▶ **Exercise instructions**:
In the forum thread below about rear tire wear on a Mk4, translate this sentence into Spanish: "My OEM tires on that car were Michelin non-directional H's and never showed a problem."

▶ **Selected text**:
══════════
# Eric, Tire wear inside rear mk4



## happysquid (Jan 4, 2002)

I purchased from you, great setup till recent, hope you can help. MM spiders 18x8 with KDW-2's 225/40/18. Weitec coils, nuespeed sway stiffest setting and 15mm spacers. Fronts are wearing even, Rears are cupping on inside and my car has always had visible toe in the rear. (like the old bugs) 
I think if I had rotated earlier I could have made last a lil longer but I want to know if something i can do to fix for next set of wheels which I'm sure you'll help me again soon.


----------



## Sheep (Dec 21, 2000)

*Re: Eric, Tire wear inside rear mk4 (happysquid)*

"toe-in"... you mean camber I believe. It's highly unusual for a Mk4 to show positive camber; it's usually other way around, not like old (pre-'67 Beetles). And you'd be more likely to have wear on outside of tire with that condition. If you have a bad factory setup, you'll need to have them shim the rear axle to align... a tire service place would not touch that.
It is an EXTREMELY common problem on Mk4's to show cupping on inside of rear tires even with everything at spec. After you rotate them, the "good front" tires on rear will then begin cupping also, and the noise problem will increase as they wear more... the rears will "sing" with the cupped fronts (formerly on rear) and you can get some pretty loud droning at low speeds, only becoming less noticable at high speeds.
This exact same situation occurred on my Jetta with 18x8's ET35. Took it to my dealer who had a couple young techs who also auto-Xed. He found that many brands of hi-perf directional tires among fellow competitors developed this same pattern on their Mk4's. They check my alignment and found everything to be exactly within spec. I had 1st gen RE730's at time







My OEM tires on that car were Michelin non-directional H's and never showed a problem. I had to replace one of my rear RE's due to severly damaged tire belt from a bolt and got one Seiberling Z/directional and it never cupped!
I'd check around with other Mk4 owners to see what brand of tires they use and have less of problem than you have. I kind of think those performance tires you have may just be ones more prone to cupping.
Only suggestions; hope it steers you to solution.


----------
══════════
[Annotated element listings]

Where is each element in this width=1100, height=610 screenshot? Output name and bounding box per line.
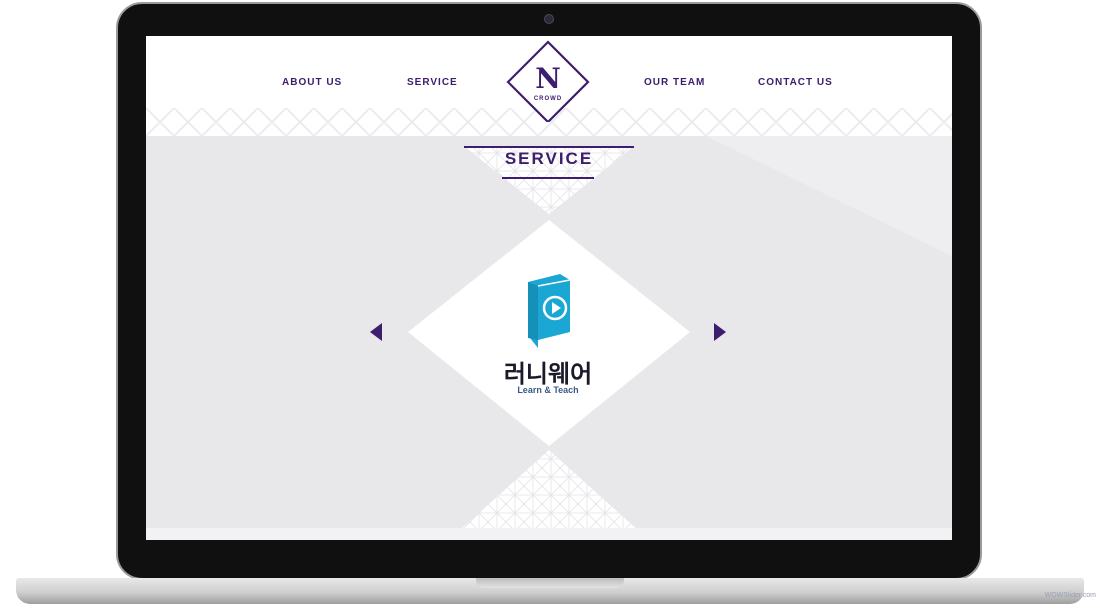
- svg-text:CROWD: CROWD: [534, 96, 562, 102]
- webcam-icon: [544, 14, 554, 24]
- slider-next-arrow-icon[interactable]: [714, 323, 726, 341]
- slider-prev-arrow-icon[interactable]: [370, 323, 382, 341]
- top-navbar: ABOUT US SERVICE OUR TEAM CONTACT US N C…: [146, 36, 952, 136]
- book-play-icon: [528, 274, 571, 348]
- slide-subtitle: Learn & Teach: [517, 385, 579, 395]
- section-title-rule-top: [464, 146, 634, 148]
- ncrowd-logo[interactable]: N CROWD: [505, 36, 591, 122]
- nav-contact-us[interactable]: CONTACT US: [758, 77, 833, 88]
- nav-about-us[interactable]: ABOUT US: [282, 77, 342, 88]
- section-title: SERVICE: [504, 149, 594, 168]
- section-title-rule-bottom: [502, 177, 594, 179]
- svg-text:N: N: [535, 62, 561, 95]
- slide-title: 러니웨어: [503, 360, 593, 388]
- nav-service[interactable]: SERVICE: [407, 77, 458, 88]
- nav-our-team[interactable]: OUR TEAM: [644, 77, 705, 88]
- laptop-hinge-notch: [476, 578, 624, 588]
- watermark: WOWSlider.com: [1044, 592, 1096, 599]
- website-screen: ABOUT US SERVICE OUR TEAM CONTACT US N C…: [146, 36, 952, 540]
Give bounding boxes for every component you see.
══════════
▶ **Exercise answer**:
Mis neumáticos OEM en ese auto eran Michelin H no direccionales y nunca mostraron ningún problema.